• **Text passage**:
┏━━

According to their relationship with learning methods, feature selection techniques can be classified into three different classes: embedded, filter and wrapper methods.

Filter Methods

Filter models are based on the association between each feature and the variable to predict (class variable). These methods employ ranks based on statistical measures, and are independent of the machine learning model because operate on the features themselves, without considering the relationship between them and the specific model's internal mechanism. This means that filter methods can be applied with any algorithm or modeling technique.

One of the advantages of filter methods is their efficiency in terms of time consumption. They are computationally inexpensive and can handle large-scale datasets efficiently, making them an excellent choice for the data preprocessing step. They are faster compared to wrapper methods or embedded methods, which involve repeatedly training and evaluating the model.

Filter methods typically assign a score to each feature, reflecting its relevance or importance. These scores are calculated using statistical measures such as Pearson correlation coefficient, Chi-squared test and mutual information score.

Pearson correlation coefficient: It represent the linear relationship between each feature and the class variable. The the resulting values are in the range [-1,1] indicating the strength and direction of the correlation, so variables with high absolute correlation coefficients (close to 1 or -1) are considered more relevant.

Mutual Information: It measures the amount of information shared between two variables. In the context of feature selection, it quantifies the amount of information that a feature provides about the class variable. Features with high mutual information scores are considered more informative and are likely to have a strong relationship with the class variable.

Chi-Square Test: This method is specifically used for categorical variables. It measures the dependence between each categorical feature and the class variable using the chi-square statistic. Higher chi-square values indicate a stronger association between the feature and the class variable.

┗━━

• **Short exercise A**: According to the passage on filter methods, within what range do Pearson correlation coefficient values fall?

• **Data for the task**:
┏━━

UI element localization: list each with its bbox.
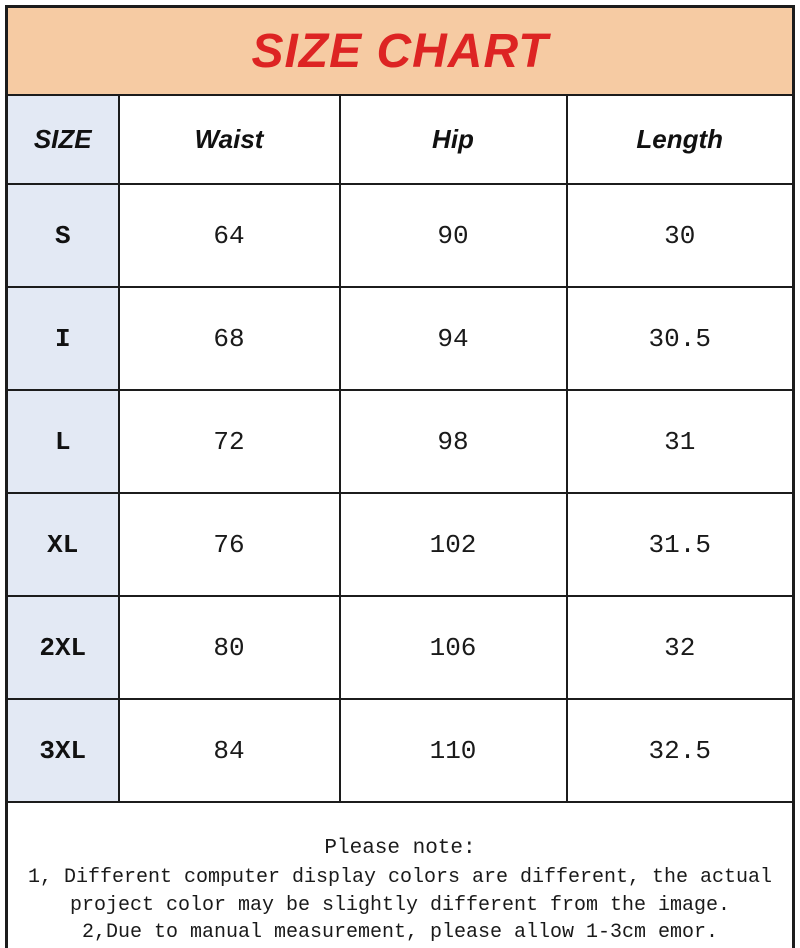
notes-section: Please note: 1, Different computer displ… bbox=[5, 801, 795, 948]
table-row-s: S 64 90 30 bbox=[5, 183, 795, 288]
column-header-size: SIZE bbox=[5, 94, 120, 185]
size-label: 2XL bbox=[5, 595, 120, 700]
waist-value: 84 bbox=[117, 698, 341, 803]
hip-value: 110 bbox=[338, 698, 568, 803]
size-label: L bbox=[5, 389, 120, 494]
notes-row: Please note: 1, Different computer displ… bbox=[5, 801, 795, 948]
hip-value: 94 bbox=[338, 286, 568, 391]
waist-value: 64 bbox=[117, 183, 341, 288]
table-row-m: I 68 94 30.5 bbox=[5, 286, 795, 391]
size-label: XL bbox=[5, 492, 120, 597]
waist-value: 68 bbox=[117, 286, 341, 391]
length-value: 32 bbox=[565, 595, 795, 700]
size-label: I bbox=[5, 286, 120, 391]
header-row: SIZE Waist Hip Length bbox=[5, 94, 795, 185]
note-line-1: 1, Different computer display colors are… bbox=[27, 866, 773, 890]
page-title: SIZE CHART bbox=[251, 24, 549, 78]
size-label: 3XL bbox=[5, 698, 120, 803]
banner-row: SIZE CHART bbox=[5, 5, 795, 96]
length-value: 31 bbox=[565, 389, 795, 494]
table-row-l: L 72 98 31 bbox=[5, 389, 795, 494]
banner: SIZE CHART bbox=[5, 5, 795, 96]
hip-value: 102 bbox=[338, 492, 568, 597]
waist-value: 72 bbox=[117, 389, 341, 494]
hip-value: 90 bbox=[338, 183, 568, 288]
waist-value: 80 bbox=[117, 595, 341, 700]
notes-block: Please note: 1, Different computer displ… bbox=[10, 835, 790, 947]
size-chart-table: SIZE CHART SIZE Waist Hip Length S 64 90… bbox=[5, 5, 796, 948]
table-row-2xl: 2XL 80 106 32 bbox=[5, 595, 795, 700]
hip-value: 98 bbox=[338, 389, 568, 494]
note-line-2: project color may be slightly different … bbox=[69, 893, 731, 917]
length-value: 30.5 bbox=[565, 286, 795, 391]
size-label: S bbox=[5, 183, 120, 288]
table-row-xl: XL 76 102 31.5 bbox=[5, 492, 795, 597]
length-value: 30 bbox=[565, 183, 795, 288]
length-value: 31.5 bbox=[565, 492, 795, 597]
column-header-hip: Hip bbox=[338, 94, 568, 185]
hip-value: 106 bbox=[338, 595, 568, 700]
waist-value: 76 bbox=[117, 492, 341, 597]
notes-title: Please note: bbox=[324, 837, 476, 861]
table-row-3xl: 3XL 84 110 32.5 bbox=[5, 698, 795, 803]
column-header-waist: Waist bbox=[117, 94, 341, 185]
length-value: 32.5 bbox=[565, 698, 795, 803]
column-header-length: Length bbox=[565, 94, 795, 185]
note-line-3: 2,Due to manual measurement, please allo… bbox=[81, 921, 719, 945]
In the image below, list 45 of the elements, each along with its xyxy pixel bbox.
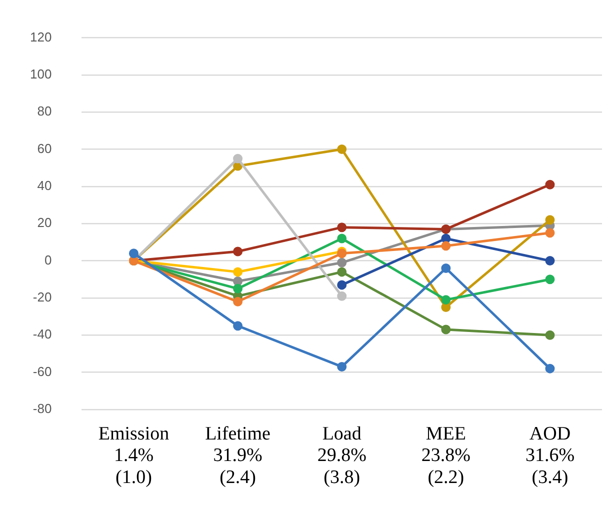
point — [545, 180, 555, 190]
y-tick-label: -60 — [32, 364, 52, 379]
x-tick-label: Emission 1.4% (1.0) — [98, 423, 170, 488]
point — [233, 246, 243, 256]
y-tick-label: 60 — [37, 140, 52, 156]
point — [337, 258, 347, 268]
point — [545, 228, 555, 238]
point — [233, 267, 243, 277]
x-tick-label: Load 29.8% (3.8) — [317, 423, 367, 488]
point — [233, 321, 243, 331]
point — [337, 291, 347, 301]
y-tick-label: -40 — [32, 326, 52, 342]
point — [233, 284, 243, 294]
point — [441, 324, 451, 334]
y-tick-label: 120 — [30, 29, 52, 44]
point — [233, 276, 243, 286]
point — [441, 302, 451, 312]
point — [128, 248, 138, 258]
point — [337, 362, 347, 372]
point — [337, 144, 347, 154]
x-tick-label: MEE 23.8% (2.2) — [421, 423, 471, 488]
point — [441, 295, 451, 305]
point — [337, 222, 347, 232]
y-tick-label: 100 — [30, 66, 52, 82]
point — [545, 330, 555, 340]
point — [545, 256, 555, 266]
point — [545, 215, 555, 225]
y-tick-label: 80 — [37, 104, 52, 119]
point — [441, 241, 451, 251]
y-tick-label: 0 — [44, 252, 52, 268]
x-tick-label: AOD 31.6% (3.4) — [525, 423, 575, 488]
point — [441, 234, 451, 244]
y-tick-label: -80 — [32, 401, 52, 416]
y-tick-label: 40 — [37, 178, 52, 194]
point — [441, 263, 451, 273]
point — [545, 364, 555, 374]
y-tick-label: 20 — [37, 215, 52, 230]
y-tick-label: -20 — [32, 290, 52, 305]
point — [545, 274, 555, 284]
point — [337, 280, 347, 290]
point — [233, 296, 243, 306]
point — [337, 234, 347, 244]
point — [337, 267, 347, 277]
point — [233, 154, 243, 164]
x-tick-label: Lifetime 31.9% (2.4) — [205, 423, 270, 488]
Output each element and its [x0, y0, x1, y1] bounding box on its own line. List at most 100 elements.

┗━━

• **Short exercise B**: Turn the lines of the records from the line with "notes-section: Please note: 1, Different" to the line with "hip-value: 90 bbox=[338, 183, 568, 288]" into a JSON list of strings, one string per line, leaving out any blank lines.

• **Full answer A**: [-1, 1]

• **Full answer B**:
[
  "notes-section: Please note: 1, Different computer displ… bbox=[5, 801, 795, 948]",
  "table-row-s: S 64 90 30 bbox=[5, 183, 795, 288]",
  "column-header-size: SIZE bbox=[5, 94, 120, 185]",
  "size-label: 2XL bbox=[5, 595, 120, 700]",
  "waist-value: 84 bbox=[117, 698, 341, 803]",
  "hip-value: 110 bbox=[338, 698, 568, 803]",
  "size-label: L bbox=[5, 389, 120, 494]",
  "notes-row: Please note: 1, Different computer displ… bbox=[5, 801, 795, 948]",
  "hip-value: 94 bbox=[338, 286, 568, 391]",
  "waist-value: 64 bbox=[117, 183, 341, 288]",
  "table-row-m: I 68 94 30.5 bbox=[5, 286, 795, 391]",
  "size-label: XL bbox=[5, 492, 120, 597]",
  "waist-value: 68 bbox=[117, 286, 341, 391]",
  "length-value: 32 bbox=[565, 595, 795, 700]",
  "size-label: I bbox=[5, 286, 120, 391]",
  "header-row: SIZE Waist Hip Length bbox=[5, 94, 795, 185]",
  "note-line-1: 1, Different computer display colors are… bbox=[27, 866, 773, 890]",
  "page-title: SIZE CHART bbox=[251, 24, 549, 78]",
  "size-label: 3XL bbox=[5, 698, 120, 803]",
  "banner-row: SIZE CHART bbox=[5, 5, 795, 96]",
  "length-value: 31 bbox=[565, 389, 795, 494]",
  "table-row-l: L 72 98 31 bbox=[5, 389, 795, 494]",
  "banner: SIZE CHART bbox=[5, 5, 795, 96]",
  "hip-value: 102 bbox=[338, 492, 568, 597]",
  "waist-value: 72 bbox=[117, 389, 341, 494]",
  "hip-value: 90 bbox=[338, 183, 568, 288]"
]